'''

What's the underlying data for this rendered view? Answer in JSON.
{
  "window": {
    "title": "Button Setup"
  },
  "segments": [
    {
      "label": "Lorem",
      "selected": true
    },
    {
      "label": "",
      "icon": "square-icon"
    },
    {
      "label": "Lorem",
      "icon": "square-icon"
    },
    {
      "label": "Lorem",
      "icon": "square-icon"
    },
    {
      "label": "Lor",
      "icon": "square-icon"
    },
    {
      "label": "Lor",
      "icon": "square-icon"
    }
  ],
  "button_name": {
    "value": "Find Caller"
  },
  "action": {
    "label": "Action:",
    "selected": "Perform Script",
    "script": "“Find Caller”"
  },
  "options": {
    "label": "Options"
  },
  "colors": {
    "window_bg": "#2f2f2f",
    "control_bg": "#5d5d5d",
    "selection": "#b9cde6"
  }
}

'''

## GIVEN EXERCISE
Search the entries for the word "Find" and pick out every line that holds it.

## THE COMPLETED TASK
    "value": "Find Caller"
    "script": "“Find Caller”"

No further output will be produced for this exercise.